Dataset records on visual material
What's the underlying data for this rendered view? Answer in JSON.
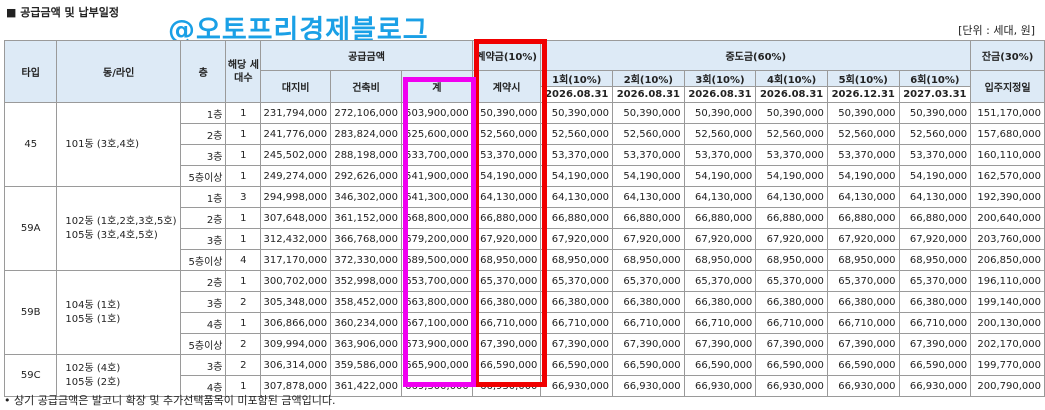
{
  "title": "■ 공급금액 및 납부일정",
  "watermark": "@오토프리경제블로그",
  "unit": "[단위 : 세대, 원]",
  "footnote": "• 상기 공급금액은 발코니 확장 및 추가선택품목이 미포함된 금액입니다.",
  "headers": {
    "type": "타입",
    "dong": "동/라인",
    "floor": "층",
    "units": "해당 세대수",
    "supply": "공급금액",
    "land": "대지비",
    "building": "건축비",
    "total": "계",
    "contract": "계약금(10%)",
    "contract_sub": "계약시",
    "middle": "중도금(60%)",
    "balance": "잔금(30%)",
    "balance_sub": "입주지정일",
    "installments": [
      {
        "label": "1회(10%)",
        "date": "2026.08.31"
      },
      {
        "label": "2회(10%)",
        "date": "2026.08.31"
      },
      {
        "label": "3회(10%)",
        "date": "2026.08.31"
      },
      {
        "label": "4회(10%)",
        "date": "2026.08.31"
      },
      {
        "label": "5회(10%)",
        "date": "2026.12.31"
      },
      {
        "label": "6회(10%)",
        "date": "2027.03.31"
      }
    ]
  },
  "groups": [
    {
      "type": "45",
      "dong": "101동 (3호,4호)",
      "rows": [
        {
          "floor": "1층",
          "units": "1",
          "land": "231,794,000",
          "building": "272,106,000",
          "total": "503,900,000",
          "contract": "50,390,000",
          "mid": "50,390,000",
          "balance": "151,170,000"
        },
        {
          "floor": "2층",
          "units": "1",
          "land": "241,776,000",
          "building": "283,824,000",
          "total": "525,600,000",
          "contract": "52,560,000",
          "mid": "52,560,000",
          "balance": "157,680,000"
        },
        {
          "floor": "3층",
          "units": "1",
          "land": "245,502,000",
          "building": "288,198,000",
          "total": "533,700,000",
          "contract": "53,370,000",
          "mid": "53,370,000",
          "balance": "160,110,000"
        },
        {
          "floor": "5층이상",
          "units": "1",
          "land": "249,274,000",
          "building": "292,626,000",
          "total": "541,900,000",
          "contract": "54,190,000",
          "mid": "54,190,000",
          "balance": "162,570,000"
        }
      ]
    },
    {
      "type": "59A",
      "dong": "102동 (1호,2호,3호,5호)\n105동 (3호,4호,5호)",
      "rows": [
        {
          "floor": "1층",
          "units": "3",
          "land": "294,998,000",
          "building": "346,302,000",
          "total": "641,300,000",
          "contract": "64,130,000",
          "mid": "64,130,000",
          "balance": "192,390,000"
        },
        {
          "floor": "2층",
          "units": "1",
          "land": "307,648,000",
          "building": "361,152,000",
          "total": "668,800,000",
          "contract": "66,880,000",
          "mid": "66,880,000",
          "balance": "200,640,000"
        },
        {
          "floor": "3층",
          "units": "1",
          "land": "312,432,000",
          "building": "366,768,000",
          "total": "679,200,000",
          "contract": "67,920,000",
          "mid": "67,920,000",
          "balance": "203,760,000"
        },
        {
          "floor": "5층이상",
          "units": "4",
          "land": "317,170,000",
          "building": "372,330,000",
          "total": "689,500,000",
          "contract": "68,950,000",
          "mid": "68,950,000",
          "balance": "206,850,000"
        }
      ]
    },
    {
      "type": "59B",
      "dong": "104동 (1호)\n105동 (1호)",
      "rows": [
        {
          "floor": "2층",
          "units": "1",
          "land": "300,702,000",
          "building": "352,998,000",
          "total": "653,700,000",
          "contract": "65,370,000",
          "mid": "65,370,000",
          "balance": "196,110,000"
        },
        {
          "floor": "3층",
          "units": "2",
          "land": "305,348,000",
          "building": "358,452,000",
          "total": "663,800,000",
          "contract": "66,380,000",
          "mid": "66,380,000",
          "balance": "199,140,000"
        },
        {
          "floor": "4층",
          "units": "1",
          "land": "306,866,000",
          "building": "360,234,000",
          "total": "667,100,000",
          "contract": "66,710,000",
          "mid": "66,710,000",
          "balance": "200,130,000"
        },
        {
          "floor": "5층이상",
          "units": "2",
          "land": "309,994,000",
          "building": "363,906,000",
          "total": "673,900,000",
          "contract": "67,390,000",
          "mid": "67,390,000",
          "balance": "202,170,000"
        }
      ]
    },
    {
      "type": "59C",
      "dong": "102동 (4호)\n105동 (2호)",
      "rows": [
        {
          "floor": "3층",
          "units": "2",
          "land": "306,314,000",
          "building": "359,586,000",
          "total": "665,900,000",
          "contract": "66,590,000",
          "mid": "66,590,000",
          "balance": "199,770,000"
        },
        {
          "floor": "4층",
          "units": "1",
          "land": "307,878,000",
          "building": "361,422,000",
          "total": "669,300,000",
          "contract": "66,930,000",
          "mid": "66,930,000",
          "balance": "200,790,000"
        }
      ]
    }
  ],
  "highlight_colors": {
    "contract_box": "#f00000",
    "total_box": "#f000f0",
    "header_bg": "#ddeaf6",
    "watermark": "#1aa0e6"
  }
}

- **Work to complete**
Without the pictures, retype the whole of the material above exactly.

- **Task result**
What's the underlying data for this rendered view? Answer in JSON.
{
  "title": "■ 공급금액 및 납부일정",
  "watermark": "@오토프리경제블로그",
  "unit": "[단위 : 세대, 원]",
  "footnote": "• 상기 공급금액은 발코니 확장 및 추가선택품목이 미포함된 금액입니다.",
  "headers": {
    "type": "타입",
    "dong": "동/라인",
    "floor": "층",
    "units": "해당 세대수",
    "supply": "공급금액",
    "land": "대지비",
    "building": "건축비",
    "total": "계",
    "contract": "계약금(10%)",
    "contract_sub": "계약시",
    "middle": "중도금(60%)",
    "balance": "잔금(30%)",
    "balance_sub": "입주지정일",
    "installments": [
      {
        "label": "1회(10%)",
        "date": "2026.08.31"
      },
      {
        "label": "2회(10%)",
        "date": "2026.08.31"
      },
      {
        "label": "3회(10%)",
        "date": "2026.08.31"
      },
      {
        "label": "4회(10%)",
        "date": "2026.08.31"
      },
      {
        "label": "5회(10%)",
        "date": "2026.12.31"
      },
      {
        "label": "6회(10%)",
        "date": "2027.03.31"
      }
    ]
  },
  "groups": [
    {
      "type": "45",
      "dong": "101동 (3호,4호)",
      "rows": [
        {
          "floor": "1층",
          "units": "1",
          "land": "231,794,000",
          "building": "272,106,000",
          "total": "503,900,000",
          "contract": "50,390,000",
          "mid": "50,390,000",
          "balance": "151,170,000"
        },
        {
          "floor": "2층",
          "units": "1",
          "land": "241,776,000",
          "building": "283,824,000",
          "total": "525,600,000",
          "contract": "52,560,000",
          "mid": "52,560,000",
          "balance": "157,680,000"
        },
        {
          "floor": "3층",
          "units": "1",
          "land": "245,502,000",
          "building": "288,198,000",
          "total": "533,700,000",
          "contract": "53,370,000",
          "mid": "53,370,000",
          "balance": "160,110,000"
        },
        {
          "floor": "5층이상",
          "units": "1",
          "land": "249,274,000",
          "building": "292,626,000",
          "total": "541,900,000",
          "contract": "54,190,000",
          "mid": "54,190,000",
          "balance": "162,570,000"
        }
      ]
    },
    {
      "type": "59A",
      "dong": "102동 (1호,2호,3호,5호)\n105동 (3호,4호,5호)",
      "rows": [
        {
          "floor": "1층",
          "units": "3",
          "land": "294,998,000",
          "building": "346,302,000",
          "total": "641,300,000",
          "contract": "64,130,000",
          "mid": "64,130,000",
          "balance": "192,390,000"
        },
        {
          "floor": "2층",
          "units": "1",
          "land": "307,648,000",
          "building": "361,152,000",
          "total": "668,800,000",
          "contract": "66,880,000",
          "mid": "66,880,000",
          "balance": "200,640,000"
        },
        {
          "floor": "3층",
          "units": "1",
          "land": "312,432,000",
          "building": "366,768,000",
          "total": "679,200,000",
          "contract": "67,920,000",
          "mid": "67,920,000",
          "balance": "203,760,000"
        },
        {
          "floor": "5층이상",
          "units": "4",
          "land": "317,170,000",
          "building": "372,330,000",
          "total": "689,500,000",
          "contract": "68,950,000",
          "mid": "68,950,000",
          "balance": "206,850,000"
        }
      ]
    },
    {
      "type": "59B",
      "dong": "104동 (1호)\n105동 (1호)",
      "rows": [
        {
          "floor": "2층",
          "units": "1",
          "land": "300,702,000",
          "building": "352,998,000",
          "total": "653,700,000",
          "contract": "65,370,000",
          "mid": "65,370,000",
          "balance": "196,110,000"
        },
        {
          "floor": "3층",
          "units": "2",
          "land": "305,348,000",
          "building": "358,452,000",
          "total": "663,800,000",
          "contract": "66,380,000",
          "mid": "66,380,000",
          "balance": "199,140,000"
        },
        {
          "floor": "4층",
          "units": "1",
          "land": "306,866,000",
          "building": "360,234,000",
          "total": "667,100,000",
          "contract": "66,710,000",
          "mid": "66,710,000",
          "balance": "200,130,000"
        },
        {
          "floor": "5층이상",
          "units": "2",
          "land": "309,994,000",
          "building": "363,906,000",
          "total": "673,900,000",
          "contract": "67,390,000",
          "mid": "67,390,000",
          "balance": "202,170,000"
        }
      ]
    },
    {
      "type": "59C",
      "dong": "102동 (4호)\n105동 (2호)",
      "rows": [
        {
          "floor": "3층",
          "units": "2",
          "land": "306,314,000",
          "building": "359,586,000",
          "total": "665,900,000",
          "contract": "66,590,000",
          "mid": "66,590,000",
          "balance": "199,770,000"
        },
        {
          "floor": "4층",
          "units": "1",
          "land": "307,878,000",
          "building": "361,422,000",
          "total": "669,300,000",
          "contract": "66,930,000",
          "mid": "66,930,000",
          "balance": "200,790,000"
        }
      ]
    }
  ],
  "highlight_colors": {
    "contract_box": "#f00000",
    "total_box": "#f000f0",
    "header_bg": "#ddeaf6",
    "watermark": "#1aa0e6"
  }
}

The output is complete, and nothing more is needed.